Copy every entry word for word, but skip the pictures.

***** DATA ENTRIES

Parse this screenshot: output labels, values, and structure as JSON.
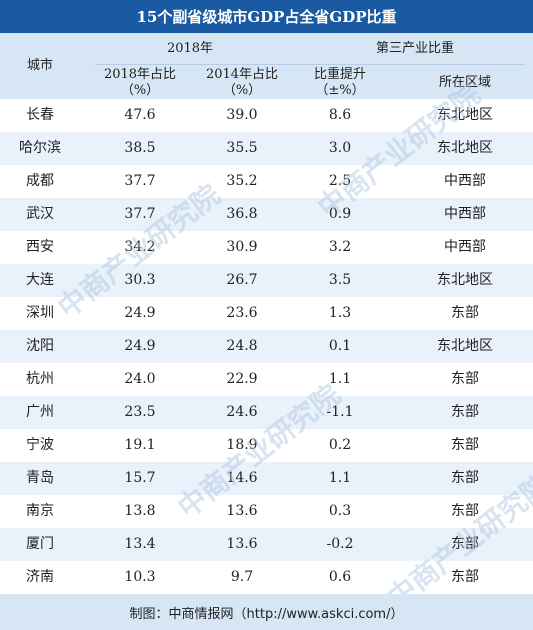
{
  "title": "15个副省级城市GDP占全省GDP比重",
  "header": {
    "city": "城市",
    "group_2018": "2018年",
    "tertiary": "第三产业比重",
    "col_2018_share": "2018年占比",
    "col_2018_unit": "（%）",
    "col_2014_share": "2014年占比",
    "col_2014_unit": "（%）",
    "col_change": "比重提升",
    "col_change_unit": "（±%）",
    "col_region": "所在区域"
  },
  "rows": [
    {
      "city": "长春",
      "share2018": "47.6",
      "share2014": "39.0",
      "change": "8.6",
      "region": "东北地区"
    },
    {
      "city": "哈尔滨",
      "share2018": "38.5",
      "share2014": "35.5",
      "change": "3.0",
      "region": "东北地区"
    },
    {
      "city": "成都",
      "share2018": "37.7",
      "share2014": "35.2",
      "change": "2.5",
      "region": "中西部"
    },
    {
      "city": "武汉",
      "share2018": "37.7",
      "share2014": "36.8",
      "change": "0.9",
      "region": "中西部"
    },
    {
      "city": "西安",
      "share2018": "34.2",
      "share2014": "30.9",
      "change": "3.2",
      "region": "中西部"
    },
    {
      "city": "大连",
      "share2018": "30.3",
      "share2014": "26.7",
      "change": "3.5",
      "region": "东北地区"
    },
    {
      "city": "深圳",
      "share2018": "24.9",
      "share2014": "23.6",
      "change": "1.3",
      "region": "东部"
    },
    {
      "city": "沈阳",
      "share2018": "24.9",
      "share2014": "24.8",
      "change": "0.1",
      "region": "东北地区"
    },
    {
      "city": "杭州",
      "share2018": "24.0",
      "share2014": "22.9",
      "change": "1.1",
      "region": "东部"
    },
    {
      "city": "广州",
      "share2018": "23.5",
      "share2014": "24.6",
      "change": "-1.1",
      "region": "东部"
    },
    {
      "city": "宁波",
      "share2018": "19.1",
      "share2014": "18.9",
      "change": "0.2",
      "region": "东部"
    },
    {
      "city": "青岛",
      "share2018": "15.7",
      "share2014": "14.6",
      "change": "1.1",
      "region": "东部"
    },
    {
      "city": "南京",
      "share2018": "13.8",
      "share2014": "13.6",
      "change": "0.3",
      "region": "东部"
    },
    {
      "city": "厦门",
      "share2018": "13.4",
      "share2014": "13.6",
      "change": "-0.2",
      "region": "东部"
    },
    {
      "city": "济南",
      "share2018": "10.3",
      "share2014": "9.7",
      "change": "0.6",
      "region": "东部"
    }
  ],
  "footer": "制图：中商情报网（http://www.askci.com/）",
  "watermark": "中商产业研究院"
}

**********

:: IN RESPONSE ::
Parse this screenshot: output labels, values, and structure as JSON.
{
  "title": "15个副省级城市GDP占全省GDP比重",
  "header": {
    "city": "城市",
    "group_2018": "2018年",
    "tertiary": "第三产业比重",
    "col_2018_share": "2018年占比",
    "col_2018_unit": "（%）",
    "col_2014_share": "2014年占比",
    "col_2014_unit": "（%）",
    "col_change": "比重提升",
    "col_change_unit": "（±%）",
    "col_region": "所在区域"
  },
  "rows": [
    {
      "city": "长春",
      "share2018": "47.6",
      "share2014": "39.0",
      "change": "8.6",
      "region": "东北地区"
    },
    {
      "city": "哈尔滨",
      "share2018": "38.5",
      "share2014": "35.5",
      "change": "3.0",
      "region": "东北地区"
    },
    {
      "city": "成都",
      "share2018": "37.7",
      "share2014": "35.2",
      "change": "2.5",
      "region": "中西部"
    },
    {
      "city": "武汉",
      "share2018": "37.7",
      "share2014": "36.8",
      "change": "0.9",
      "region": "中西部"
    },
    {
      "city": "西安",
      "share2018": "34.2",
      "share2014": "30.9",
      "change": "3.2",
      "region": "中西部"
    },
    {
      "city": "大连",
      "share2018": "30.3",
      "share2014": "26.7",
      "change": "3.5",
      "region": "东北地区"
    },
    {
      "city": "深圳",
      "share2018": "24.9",
      "share2014": "23.6",
      "change": "1.3",
      "region": "东部"
    },
    {
      "city": "沈阳",
      "share2018": "24.9",
      "share2014": "24.8",
      "change": "0.1",
      "region": "东北地区"
    },
    {
      "city": "杭州",
      "share2018": "24.0",
      "share2014": "22.9",
      "change": "1.1",
      "region": "东部"
    },
    {
      "city": "广州",
      "share2018": "23.5",
      "share2014": "24.6",
      "change": "-1.1",
      "region": "东部"
    },
    {
      "city": "宁波",
      "share2018": "19.1",
      "share2014": "18.9",
      "change": "0.2",
      "region": "东部"
    },
    {
      "city": "青岛",
      "share2018": "15.7",
      "share2014": "14.6",
      "change": "1.1",
      "region": "东部"
    },
    {
      "city": "南京",
      "share2018": "13.8",
      "share2014": "13.6",
      "change": "0.3",
      "region": "东部"
    },
    {
      "city": "厦门",
      "share2018": "13.4",
      "share2014": "13.6",
      "change": "-0.2",
      "region": "东部"
    },
    {
      "city": "济南",
      "share2018": "10.3",
      "share2014": "9.7",
      "change": "0.6",
      "region": "东部"
    }
  ],
  "footer": "制图：中商情报网（http://www.askci.com/）",
  "watermark": "中商产业研究院"
}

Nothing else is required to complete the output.